- **Task prompt**:
Repeat all entries exactly.

- **Information given**:
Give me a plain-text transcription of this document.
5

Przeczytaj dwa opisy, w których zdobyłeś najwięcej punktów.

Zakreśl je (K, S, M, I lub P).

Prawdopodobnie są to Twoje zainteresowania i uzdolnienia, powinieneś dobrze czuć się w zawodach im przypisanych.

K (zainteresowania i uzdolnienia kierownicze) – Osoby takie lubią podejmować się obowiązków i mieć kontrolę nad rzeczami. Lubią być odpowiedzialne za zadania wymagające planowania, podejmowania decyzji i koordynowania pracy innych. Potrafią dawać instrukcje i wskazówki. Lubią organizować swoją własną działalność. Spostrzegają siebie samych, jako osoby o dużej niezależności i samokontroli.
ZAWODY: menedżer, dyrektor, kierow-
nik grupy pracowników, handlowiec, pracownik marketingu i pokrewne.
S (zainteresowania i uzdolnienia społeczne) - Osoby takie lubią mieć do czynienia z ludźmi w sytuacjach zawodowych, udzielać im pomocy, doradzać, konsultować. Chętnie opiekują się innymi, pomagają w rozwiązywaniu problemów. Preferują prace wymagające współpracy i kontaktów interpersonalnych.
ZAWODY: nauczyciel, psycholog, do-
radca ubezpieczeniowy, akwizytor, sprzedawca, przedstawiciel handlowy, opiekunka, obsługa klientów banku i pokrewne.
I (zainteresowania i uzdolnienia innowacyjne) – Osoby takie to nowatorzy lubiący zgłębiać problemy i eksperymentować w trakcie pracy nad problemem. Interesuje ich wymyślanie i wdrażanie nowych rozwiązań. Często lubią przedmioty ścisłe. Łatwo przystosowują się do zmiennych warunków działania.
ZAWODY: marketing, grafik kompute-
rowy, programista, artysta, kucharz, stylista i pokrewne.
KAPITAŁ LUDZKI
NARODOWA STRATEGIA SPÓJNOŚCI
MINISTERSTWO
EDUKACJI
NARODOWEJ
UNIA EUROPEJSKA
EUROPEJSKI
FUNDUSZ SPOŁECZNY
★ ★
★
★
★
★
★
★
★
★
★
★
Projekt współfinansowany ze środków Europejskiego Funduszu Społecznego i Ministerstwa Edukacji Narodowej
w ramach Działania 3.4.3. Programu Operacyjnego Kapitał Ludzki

- **Response below**:
Give me a plain-text transcription of this document.
5

Przeczytaj dwa opisy, w których zdobyłeś najwięcej punktów.

Zakreśl je (K, S, M, I lub P).

Prawdopodobnie są to Twoje zainteresowania i uzdolnienia, powinieneś dobrze czuć się w zawodach im przypisanych.

K (zainteresowania i uzdolnienia kierownicze) – Osoby takie lubią podejmować się obowiązków i mieć kontrolę nad rzeczami. Lubią być odpowiedzialne za zadania wymagające planowania, podejmowania decyzji i koordynowania pracy innych. Potrafią dawać instrukcje i wskazówki. Lubią organizować swoją własną działalność. Spostrzegają siebie samych, jako osoby o dużej niezależności i samokontroli.
ZAWODY: menedżer, dyrektor, kierow-
nik grupy pracowników, handlowiec, pracownik marketingu i pokrewne.
S (zainteresowania i uzdolnienia społeczne) - Osoby takie lubią mieć do czynienia z ludźmi w sytuacjach zawodowych, udzielać im pomocy, doradzać, konsultować. Chętnie opiekują się innymi, pomagają w rozwiązywaniu problemów. Preferują prace wymagające współpracy i kontaktów interpersonalnych.
ZAWODY: nauczyciel, psycholog, do-
radca ubezpieczeniowy, akwizytor, sprzedawca, przedstawiciel handlowy, opiekunka, obsługa klientów banku i pokrewne.
I (zainteresowania i uzdolnienia innowacyjne) – Osoby takie to nowatorzy lubiący zgłębiać problemy i eksperymentować w trakcie pracy nad problemem. Interesuje ich wymyślanie i wdrażanie nowych rozwiązań. Często lubią przedmioty ścisłe. Łatwo przystosowują się do zmiennych warunków działania.
ZAWODY: marketing, grafik kompute-
rowy, programista, artysta, kucharz, stylista i pokrewne.
KAPITAŁ LUDZKI
NARODOWA STRATEGIA SPÓJNOŚCI
MINISTERSTWO
EDUKACJI
NARODOWEJ
UNIA EUROPEJSKA
EUROPEJSKI
FUNDUSZ SPOŁECZNY
★ ★
★
★
★
★
★
★
★
★
★
★
Projekt współfinansowany ze środków Europejskiego Funduszu Społecznego i Ministerstwa Edukacji Narodowej
w ramach Działania 3.4.3. Programu Operacyjnego Kapitał Ludzki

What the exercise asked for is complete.